(Stored data entries)
******
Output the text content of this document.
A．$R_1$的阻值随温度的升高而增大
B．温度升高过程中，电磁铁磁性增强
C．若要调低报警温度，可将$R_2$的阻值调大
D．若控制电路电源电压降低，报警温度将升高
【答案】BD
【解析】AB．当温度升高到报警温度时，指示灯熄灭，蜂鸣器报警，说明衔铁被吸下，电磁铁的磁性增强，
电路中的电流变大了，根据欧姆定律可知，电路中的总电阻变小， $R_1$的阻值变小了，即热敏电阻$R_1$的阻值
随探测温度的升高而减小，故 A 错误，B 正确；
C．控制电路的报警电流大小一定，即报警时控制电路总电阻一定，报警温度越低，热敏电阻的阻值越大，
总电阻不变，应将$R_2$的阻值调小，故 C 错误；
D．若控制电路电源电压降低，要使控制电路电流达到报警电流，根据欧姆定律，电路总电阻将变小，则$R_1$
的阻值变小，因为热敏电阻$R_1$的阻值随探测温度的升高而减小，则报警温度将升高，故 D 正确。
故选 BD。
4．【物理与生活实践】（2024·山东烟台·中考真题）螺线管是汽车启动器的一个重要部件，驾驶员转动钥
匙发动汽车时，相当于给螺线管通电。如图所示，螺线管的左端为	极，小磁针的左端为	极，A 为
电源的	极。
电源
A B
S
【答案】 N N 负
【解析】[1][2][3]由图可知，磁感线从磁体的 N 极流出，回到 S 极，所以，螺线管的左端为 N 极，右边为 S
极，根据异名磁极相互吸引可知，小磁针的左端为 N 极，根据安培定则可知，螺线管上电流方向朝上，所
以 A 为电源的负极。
******
• _EXERCISE BRIEF_:
Identify the lines in the entries above that contain "螺线管的左端为", then copy them out.

• _ANSWER TO THE PROBLEM_:
匙发动汽车时，相当于给螺线管通电。如图所示，螺线管的左端为	极，小磁针的左端为	极，A 为
【解析】[1][2][3]由图可知，磁感线从磁体的 N 极流出，回到 S 极，所以，螺线管的左端为 N 极，右边为 S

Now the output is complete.